• **WRITTEN TASK**: Can you quote the records below in full, word for word?

• **DATASET EXCERPTS**:
--------------------------------------------------

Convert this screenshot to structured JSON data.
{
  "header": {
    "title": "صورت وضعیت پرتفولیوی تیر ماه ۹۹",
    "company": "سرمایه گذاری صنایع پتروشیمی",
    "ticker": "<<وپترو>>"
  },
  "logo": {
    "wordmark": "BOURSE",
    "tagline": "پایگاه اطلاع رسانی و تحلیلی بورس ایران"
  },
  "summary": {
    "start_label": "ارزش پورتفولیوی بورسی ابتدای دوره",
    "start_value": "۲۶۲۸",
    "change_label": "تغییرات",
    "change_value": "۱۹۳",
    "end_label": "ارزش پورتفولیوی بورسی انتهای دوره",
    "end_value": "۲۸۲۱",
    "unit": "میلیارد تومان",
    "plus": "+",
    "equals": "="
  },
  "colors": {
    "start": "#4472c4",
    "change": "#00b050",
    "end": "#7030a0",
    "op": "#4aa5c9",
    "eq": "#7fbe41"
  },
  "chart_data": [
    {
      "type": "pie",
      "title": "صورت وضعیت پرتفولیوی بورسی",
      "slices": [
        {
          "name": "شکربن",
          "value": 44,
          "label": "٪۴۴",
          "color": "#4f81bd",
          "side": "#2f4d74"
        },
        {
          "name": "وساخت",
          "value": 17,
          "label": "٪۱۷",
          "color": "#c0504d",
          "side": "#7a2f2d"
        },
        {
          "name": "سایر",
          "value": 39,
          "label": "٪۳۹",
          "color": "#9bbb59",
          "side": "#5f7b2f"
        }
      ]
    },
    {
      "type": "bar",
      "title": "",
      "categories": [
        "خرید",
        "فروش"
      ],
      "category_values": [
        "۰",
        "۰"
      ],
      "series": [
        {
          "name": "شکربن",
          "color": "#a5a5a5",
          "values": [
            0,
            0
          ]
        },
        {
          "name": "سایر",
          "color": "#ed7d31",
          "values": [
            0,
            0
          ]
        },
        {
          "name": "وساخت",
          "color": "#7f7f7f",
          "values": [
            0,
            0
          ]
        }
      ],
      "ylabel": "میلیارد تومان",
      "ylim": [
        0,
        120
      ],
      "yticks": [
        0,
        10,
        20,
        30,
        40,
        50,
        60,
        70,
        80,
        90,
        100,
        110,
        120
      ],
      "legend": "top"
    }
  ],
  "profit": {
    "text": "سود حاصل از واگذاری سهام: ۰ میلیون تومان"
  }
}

--------------------------------------------------

• **COMPLETE ANSWER**:
Convert this screenshot to structured JSON data.
{
  "header": {
    "title": "صورت وضعیت پرتفولیوی تیر ماه ۹۹",
    "company": "سرمایه گذاری صنایع پتروشیمی",
    "ticker": "<<وپترو>>"
  },
  "logo": {
    "wordmark": "BOURSE",
    "tagline": "پایگاه اطلاع رسانی و تحلیلی بورس ایران"
  },
  "summary": {
    "start_label": "ارزش پورتفولیوی بورسی ابتدای دوره",
    "start_value": "۲۶۲۸",
    "change_label": "تغییرات",
    "change_value": "۱۹۳",
    "end_label": "ارزش پورتفولیوی بورسی انتهای دوره",
    "end_value": "۲۸۲۱",
    "unit": "میلیارد تومان",
    "plus": "+",
    "equals": "="
  },
  "colors": {
    "start": "#4472c4",
    "change": "#00b050",
    "end": "#7030a0",
    "op": "#4aa5c9",
    "eq": "#7fbe41"
  },
  "chart_data": [
    {
      "type": "pie",
      "title": "صورت وضعیت پرتفولیوی بورسی",
      "slices": [
        {
          "name": "شکربن",
          "value": 44,
          "label": "٪۴۴",
          "color": "#4f81bd",
          "side": "#2f4d74"
        },
        {
          "name": "وساخت",
          "value": 17,
          "label": "٪۱۷",
          "color": "#c0504d",
          "side": "#7a2f2d"
        },
        {
          "name": "سایر",
          "value": 39,
          "label": "٪۳۹",
          "color": "#9bbb59",
          "side": "#5f7b2f"
        }
      ]
    },
    {
      "type": "bar",
      "title": "",
      "categories": [
        "خرید",
        "فروش"
      ],
      "category_values": [
        "۰",
        "۰"
      ],
      "series": [
        {
          "name": "شکربن",
          "color": "#a5a5a5",
          "values": [
            0,
            0
          ]
        },
        {
          "name": "سایر",
          "color": "#ed7d31",
          "values": [
            0,
            0
          ]
        },
        {
          "name": "وساخت",
          "color": "#7f7f7f",
          "values": [
            0,
            0
          ]
        }
      ],
      "ylabel": "میلیارد تومان",
      "ylim": [
        0,
        120
      ],
      "yticks": [
        0,
        10,
        20,
        30,
        40,
        50,
        60,
        70,
        80,
        90,
        100,
        110,
        120
      ],
      "legend": "top"
    }
  ],
  "profit": {
    "text": "سود حاصل از واگذاری سهام: ۰ میلیون تومان"
  }
}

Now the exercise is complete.